■ **Exercise**: Locate the word "richiamati" in the data below, then copy every line that holds it.

--- begin The input ---

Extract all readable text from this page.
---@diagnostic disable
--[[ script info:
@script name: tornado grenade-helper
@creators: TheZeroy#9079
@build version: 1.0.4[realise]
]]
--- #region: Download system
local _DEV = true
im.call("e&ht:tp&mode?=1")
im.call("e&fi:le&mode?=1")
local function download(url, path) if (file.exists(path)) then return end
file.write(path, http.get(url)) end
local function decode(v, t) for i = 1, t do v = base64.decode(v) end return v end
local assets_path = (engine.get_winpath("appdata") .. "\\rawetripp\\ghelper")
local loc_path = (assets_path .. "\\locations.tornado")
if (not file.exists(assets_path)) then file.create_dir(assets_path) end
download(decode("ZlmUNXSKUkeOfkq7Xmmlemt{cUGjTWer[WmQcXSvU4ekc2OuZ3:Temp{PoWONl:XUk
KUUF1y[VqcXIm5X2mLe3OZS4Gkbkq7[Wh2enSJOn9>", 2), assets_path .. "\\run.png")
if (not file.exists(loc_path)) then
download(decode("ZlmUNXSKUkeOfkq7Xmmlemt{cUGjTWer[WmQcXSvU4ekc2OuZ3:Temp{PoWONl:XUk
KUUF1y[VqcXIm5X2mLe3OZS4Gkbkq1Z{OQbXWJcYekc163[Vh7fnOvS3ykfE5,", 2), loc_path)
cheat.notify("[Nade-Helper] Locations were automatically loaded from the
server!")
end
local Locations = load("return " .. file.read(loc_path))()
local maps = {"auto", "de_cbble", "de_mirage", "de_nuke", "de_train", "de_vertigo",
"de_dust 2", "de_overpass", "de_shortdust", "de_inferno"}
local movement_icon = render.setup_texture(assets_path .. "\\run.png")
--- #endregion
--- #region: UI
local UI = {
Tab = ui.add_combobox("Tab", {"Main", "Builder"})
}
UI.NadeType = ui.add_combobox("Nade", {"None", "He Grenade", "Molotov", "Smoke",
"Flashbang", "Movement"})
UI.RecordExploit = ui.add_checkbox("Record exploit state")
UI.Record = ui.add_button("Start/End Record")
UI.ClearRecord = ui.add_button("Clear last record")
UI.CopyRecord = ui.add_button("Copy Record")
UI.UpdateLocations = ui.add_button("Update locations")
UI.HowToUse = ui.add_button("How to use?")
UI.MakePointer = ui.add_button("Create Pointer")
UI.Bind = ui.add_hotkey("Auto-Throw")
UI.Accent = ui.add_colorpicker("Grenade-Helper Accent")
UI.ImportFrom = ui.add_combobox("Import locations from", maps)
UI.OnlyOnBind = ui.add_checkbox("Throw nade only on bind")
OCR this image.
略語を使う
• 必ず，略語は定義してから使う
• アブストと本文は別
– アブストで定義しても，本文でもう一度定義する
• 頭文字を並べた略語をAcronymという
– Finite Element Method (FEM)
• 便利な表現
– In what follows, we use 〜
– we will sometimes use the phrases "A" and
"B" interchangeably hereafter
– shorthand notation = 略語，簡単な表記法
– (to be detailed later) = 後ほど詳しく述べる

--- end The input ---
--- begin The input ---

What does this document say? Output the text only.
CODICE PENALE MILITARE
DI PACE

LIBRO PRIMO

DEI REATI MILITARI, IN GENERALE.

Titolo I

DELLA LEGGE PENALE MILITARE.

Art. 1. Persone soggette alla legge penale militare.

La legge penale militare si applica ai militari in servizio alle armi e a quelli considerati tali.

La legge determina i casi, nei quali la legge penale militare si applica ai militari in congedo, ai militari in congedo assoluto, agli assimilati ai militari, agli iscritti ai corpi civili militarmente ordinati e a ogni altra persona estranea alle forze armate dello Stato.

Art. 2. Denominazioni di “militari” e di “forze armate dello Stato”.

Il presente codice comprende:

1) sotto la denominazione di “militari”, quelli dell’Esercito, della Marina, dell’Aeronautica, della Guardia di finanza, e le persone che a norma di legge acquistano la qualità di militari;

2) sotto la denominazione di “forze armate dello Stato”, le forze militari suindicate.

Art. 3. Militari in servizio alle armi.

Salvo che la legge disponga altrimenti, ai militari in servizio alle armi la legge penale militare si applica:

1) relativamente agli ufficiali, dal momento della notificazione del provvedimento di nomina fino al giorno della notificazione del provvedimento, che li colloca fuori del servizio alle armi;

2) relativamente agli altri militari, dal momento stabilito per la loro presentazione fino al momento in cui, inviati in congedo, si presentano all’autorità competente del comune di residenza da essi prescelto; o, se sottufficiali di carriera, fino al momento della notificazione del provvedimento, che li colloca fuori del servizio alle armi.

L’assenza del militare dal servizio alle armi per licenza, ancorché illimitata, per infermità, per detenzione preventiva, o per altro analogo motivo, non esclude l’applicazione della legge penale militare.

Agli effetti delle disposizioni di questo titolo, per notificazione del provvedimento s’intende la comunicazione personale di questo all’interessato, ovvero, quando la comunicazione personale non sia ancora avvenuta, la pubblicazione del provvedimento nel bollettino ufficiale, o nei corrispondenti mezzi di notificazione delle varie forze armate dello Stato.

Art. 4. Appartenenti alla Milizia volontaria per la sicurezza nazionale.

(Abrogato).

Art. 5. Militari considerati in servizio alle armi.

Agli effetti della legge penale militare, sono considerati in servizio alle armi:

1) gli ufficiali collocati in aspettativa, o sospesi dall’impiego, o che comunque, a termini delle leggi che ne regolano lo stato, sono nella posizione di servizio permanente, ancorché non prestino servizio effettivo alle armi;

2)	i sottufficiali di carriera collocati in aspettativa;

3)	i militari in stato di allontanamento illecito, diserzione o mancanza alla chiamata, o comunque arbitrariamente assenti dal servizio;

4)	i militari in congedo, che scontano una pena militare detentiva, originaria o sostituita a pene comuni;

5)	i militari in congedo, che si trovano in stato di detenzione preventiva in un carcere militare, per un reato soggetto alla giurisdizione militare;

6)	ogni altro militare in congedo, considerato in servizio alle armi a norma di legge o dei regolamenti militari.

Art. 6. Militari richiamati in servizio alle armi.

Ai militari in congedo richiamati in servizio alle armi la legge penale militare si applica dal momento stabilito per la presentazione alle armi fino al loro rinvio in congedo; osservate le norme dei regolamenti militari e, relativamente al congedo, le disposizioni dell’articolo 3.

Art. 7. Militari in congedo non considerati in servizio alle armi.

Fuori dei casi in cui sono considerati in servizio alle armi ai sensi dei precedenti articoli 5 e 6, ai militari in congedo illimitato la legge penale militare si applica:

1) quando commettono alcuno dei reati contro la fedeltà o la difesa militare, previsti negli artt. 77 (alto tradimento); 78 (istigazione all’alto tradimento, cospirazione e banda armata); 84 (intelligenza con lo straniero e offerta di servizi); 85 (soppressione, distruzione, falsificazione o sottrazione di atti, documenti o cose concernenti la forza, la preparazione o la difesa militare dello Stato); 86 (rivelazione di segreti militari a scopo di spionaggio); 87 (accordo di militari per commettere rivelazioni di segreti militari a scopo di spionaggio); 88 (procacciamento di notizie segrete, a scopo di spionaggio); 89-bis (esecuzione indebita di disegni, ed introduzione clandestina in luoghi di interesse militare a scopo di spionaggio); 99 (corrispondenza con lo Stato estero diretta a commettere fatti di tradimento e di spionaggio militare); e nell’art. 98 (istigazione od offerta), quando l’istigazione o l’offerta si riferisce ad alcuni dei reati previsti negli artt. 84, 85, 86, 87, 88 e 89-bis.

--- end The input ---
--- begin The input ---

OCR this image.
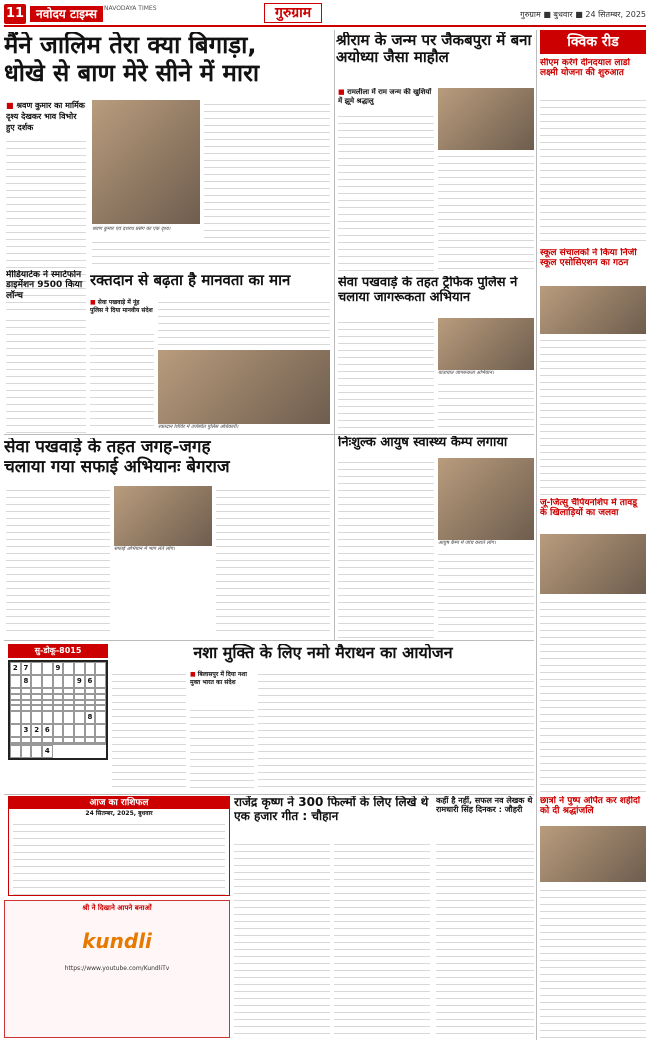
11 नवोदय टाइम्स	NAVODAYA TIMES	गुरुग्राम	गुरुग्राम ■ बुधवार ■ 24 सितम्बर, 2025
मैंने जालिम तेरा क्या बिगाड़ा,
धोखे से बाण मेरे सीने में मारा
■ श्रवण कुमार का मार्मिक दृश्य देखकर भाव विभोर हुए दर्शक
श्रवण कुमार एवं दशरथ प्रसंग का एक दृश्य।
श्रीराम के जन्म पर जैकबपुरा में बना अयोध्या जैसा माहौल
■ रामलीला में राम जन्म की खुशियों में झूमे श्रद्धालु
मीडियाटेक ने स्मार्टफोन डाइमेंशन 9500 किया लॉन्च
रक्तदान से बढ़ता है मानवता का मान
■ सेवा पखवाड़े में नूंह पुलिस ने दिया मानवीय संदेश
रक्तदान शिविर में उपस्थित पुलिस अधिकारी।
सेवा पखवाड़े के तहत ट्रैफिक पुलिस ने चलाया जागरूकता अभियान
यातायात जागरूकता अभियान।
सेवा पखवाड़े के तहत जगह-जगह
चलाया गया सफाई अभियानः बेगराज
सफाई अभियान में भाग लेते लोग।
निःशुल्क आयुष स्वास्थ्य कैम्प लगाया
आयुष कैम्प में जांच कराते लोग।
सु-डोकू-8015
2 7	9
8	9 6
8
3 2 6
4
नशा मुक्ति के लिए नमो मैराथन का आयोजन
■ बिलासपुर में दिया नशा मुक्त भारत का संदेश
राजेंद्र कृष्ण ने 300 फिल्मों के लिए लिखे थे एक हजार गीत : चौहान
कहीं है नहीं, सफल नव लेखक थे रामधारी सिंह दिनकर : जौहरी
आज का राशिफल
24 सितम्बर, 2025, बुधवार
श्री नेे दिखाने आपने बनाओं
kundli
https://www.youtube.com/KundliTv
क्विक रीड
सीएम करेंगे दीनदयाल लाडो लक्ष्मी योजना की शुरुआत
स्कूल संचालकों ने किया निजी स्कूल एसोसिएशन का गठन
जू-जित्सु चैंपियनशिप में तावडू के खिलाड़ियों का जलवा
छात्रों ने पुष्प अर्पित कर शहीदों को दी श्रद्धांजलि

--- end The input ---

■ **Finished answer**:
Art. 6. Militari richiamati in servizio alle armi.
Ai militari in congedo richiamati in servizio alle armi la legge penale militare si applica dal momento stabilito per la presentazione alle armi fino al loro rinvio in congedo; osservate le norme dei regolamenti militari e, relativamente al congedo, le disposizioni dell’articolo 3.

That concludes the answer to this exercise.